Records for processing:
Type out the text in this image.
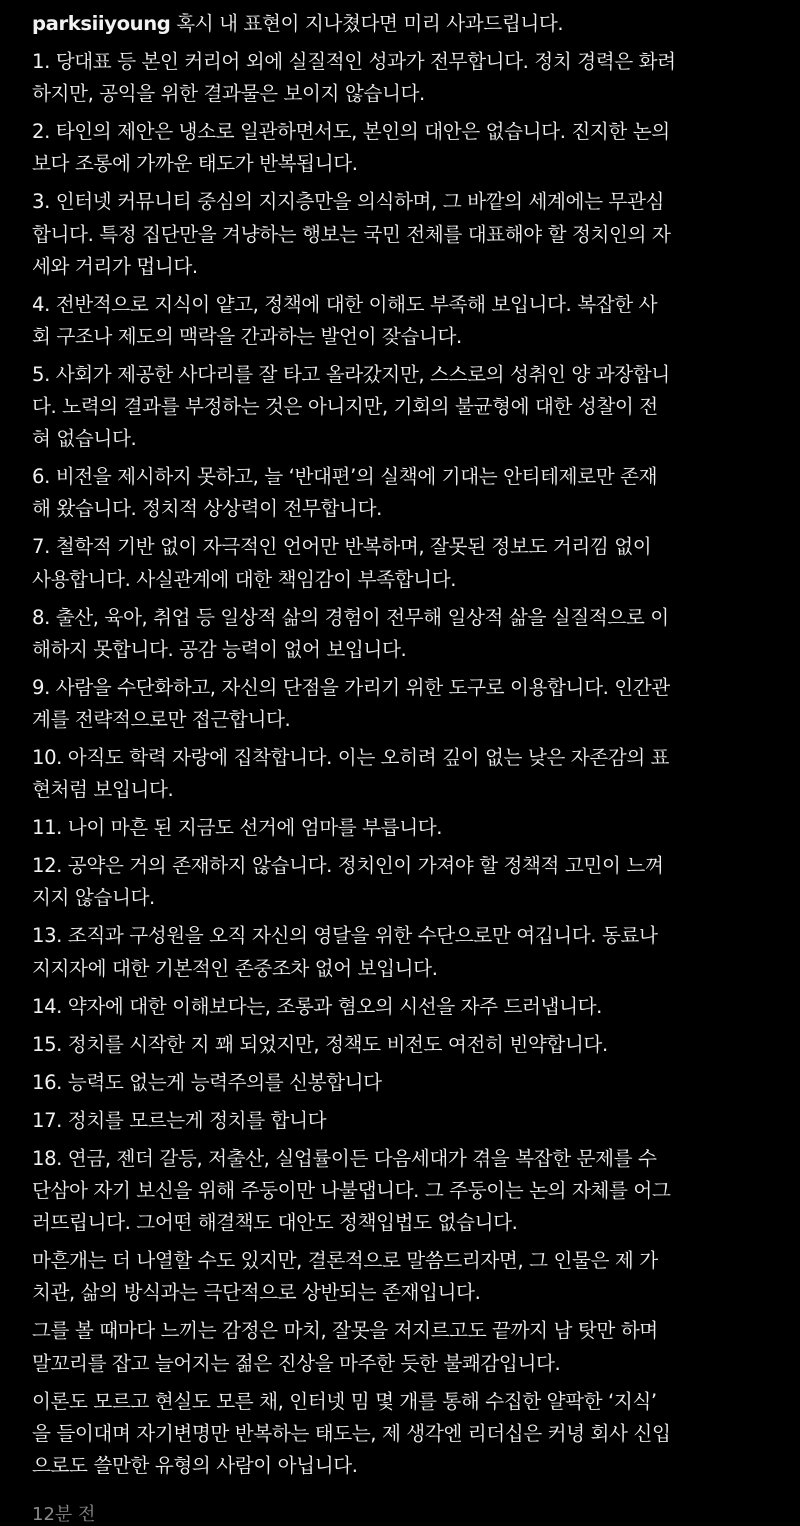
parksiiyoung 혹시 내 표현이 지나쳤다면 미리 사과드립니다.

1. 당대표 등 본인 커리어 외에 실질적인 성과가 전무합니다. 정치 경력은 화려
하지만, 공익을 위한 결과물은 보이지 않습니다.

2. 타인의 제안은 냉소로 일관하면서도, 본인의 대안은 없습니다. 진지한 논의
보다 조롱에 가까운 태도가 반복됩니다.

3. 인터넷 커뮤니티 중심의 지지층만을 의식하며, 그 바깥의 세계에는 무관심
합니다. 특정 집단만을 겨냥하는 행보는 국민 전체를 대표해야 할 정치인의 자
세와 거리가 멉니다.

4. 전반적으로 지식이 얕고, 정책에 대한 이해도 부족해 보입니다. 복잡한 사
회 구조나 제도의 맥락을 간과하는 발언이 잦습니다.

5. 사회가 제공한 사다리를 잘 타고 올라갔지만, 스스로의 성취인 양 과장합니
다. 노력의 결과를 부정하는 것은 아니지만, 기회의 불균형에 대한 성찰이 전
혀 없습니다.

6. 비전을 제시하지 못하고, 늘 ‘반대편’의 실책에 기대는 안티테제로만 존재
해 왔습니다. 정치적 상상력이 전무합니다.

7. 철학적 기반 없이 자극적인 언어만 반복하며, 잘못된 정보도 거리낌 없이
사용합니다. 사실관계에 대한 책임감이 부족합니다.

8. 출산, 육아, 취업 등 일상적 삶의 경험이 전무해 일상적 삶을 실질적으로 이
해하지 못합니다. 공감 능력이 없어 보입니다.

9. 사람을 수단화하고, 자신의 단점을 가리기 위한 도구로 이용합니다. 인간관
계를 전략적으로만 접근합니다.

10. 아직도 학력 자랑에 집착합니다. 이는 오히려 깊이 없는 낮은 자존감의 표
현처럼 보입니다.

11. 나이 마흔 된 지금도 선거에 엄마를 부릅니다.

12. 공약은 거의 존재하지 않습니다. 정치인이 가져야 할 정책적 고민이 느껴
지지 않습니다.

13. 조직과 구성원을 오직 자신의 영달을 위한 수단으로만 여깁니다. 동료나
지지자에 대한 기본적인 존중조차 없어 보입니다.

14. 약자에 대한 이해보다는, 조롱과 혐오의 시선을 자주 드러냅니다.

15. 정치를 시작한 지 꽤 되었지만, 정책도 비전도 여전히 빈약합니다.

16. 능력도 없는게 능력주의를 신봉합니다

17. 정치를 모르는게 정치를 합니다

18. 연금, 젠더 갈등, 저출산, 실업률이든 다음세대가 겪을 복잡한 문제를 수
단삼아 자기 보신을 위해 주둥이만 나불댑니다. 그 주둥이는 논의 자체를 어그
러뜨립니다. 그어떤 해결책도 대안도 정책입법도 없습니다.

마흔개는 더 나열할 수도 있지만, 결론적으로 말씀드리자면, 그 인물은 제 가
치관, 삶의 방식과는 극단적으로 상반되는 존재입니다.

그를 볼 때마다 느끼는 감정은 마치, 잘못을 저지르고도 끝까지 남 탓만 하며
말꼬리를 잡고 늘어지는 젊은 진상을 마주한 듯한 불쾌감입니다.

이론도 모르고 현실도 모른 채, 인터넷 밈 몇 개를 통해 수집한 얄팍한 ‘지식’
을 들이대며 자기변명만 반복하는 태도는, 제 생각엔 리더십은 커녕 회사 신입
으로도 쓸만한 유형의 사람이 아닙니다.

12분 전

==

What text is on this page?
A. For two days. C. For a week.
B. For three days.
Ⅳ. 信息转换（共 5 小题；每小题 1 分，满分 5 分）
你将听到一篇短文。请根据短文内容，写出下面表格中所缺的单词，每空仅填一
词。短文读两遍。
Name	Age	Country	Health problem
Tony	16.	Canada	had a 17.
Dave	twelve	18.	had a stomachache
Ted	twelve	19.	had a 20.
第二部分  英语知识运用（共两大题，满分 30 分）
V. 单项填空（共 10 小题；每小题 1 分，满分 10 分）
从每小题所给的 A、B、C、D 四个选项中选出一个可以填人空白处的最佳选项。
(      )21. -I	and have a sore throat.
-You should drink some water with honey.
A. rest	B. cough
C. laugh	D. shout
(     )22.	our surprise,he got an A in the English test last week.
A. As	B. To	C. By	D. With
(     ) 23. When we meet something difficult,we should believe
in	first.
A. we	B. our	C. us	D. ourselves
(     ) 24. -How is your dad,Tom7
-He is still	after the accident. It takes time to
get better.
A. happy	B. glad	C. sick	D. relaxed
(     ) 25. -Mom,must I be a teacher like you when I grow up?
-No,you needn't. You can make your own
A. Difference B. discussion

* * *

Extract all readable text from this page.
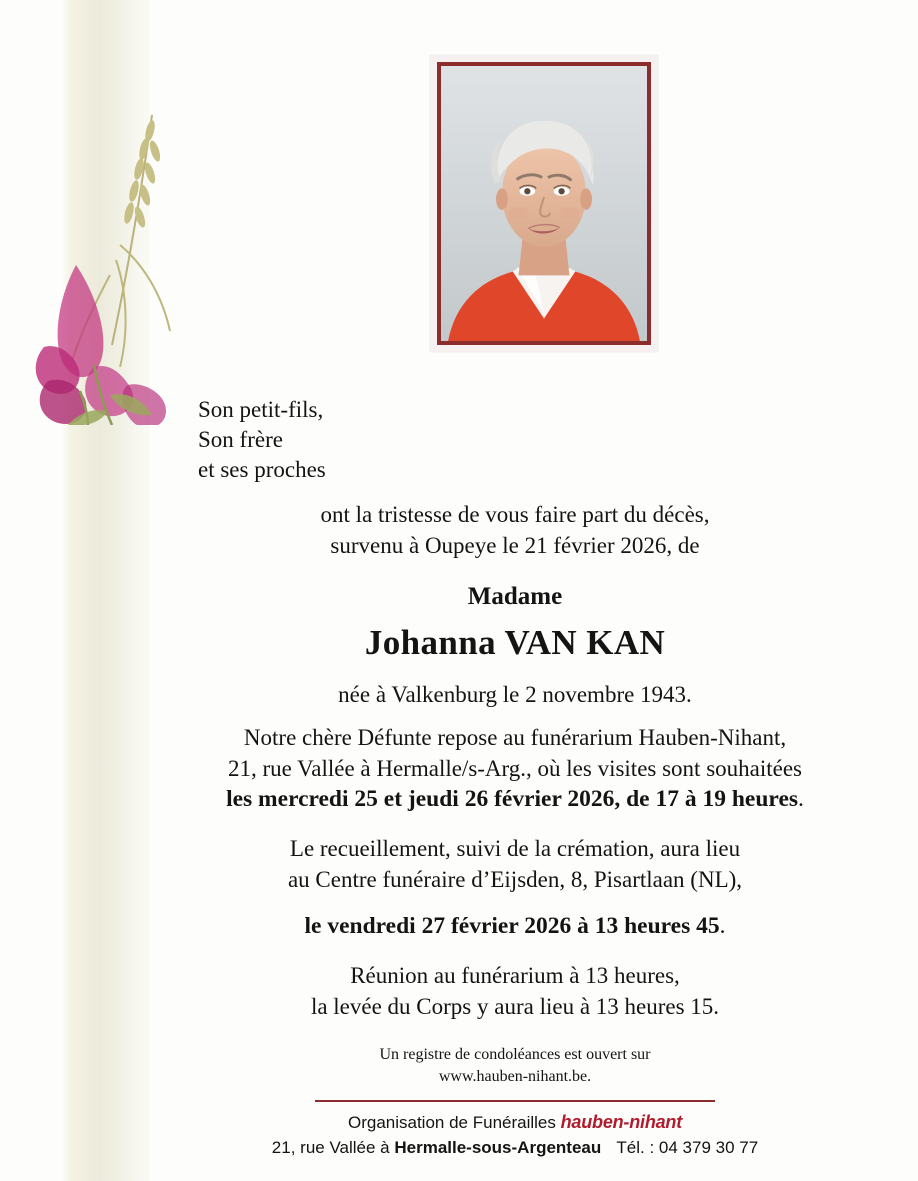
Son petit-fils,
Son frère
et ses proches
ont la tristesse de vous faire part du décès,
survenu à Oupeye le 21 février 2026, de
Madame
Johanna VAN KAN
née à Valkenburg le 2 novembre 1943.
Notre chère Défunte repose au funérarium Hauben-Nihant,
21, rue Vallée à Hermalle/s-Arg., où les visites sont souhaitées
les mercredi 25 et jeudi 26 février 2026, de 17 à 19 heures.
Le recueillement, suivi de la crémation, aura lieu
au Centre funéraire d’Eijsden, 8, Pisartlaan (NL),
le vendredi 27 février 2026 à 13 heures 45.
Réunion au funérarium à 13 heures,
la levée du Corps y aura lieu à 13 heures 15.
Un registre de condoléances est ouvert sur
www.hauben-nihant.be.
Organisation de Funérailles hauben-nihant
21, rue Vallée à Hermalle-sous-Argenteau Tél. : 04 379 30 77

Exercise prompt: Go through the records above and copy every line with the word "days".

Expected output:
A. For two days. C. For a week.
B. For three days.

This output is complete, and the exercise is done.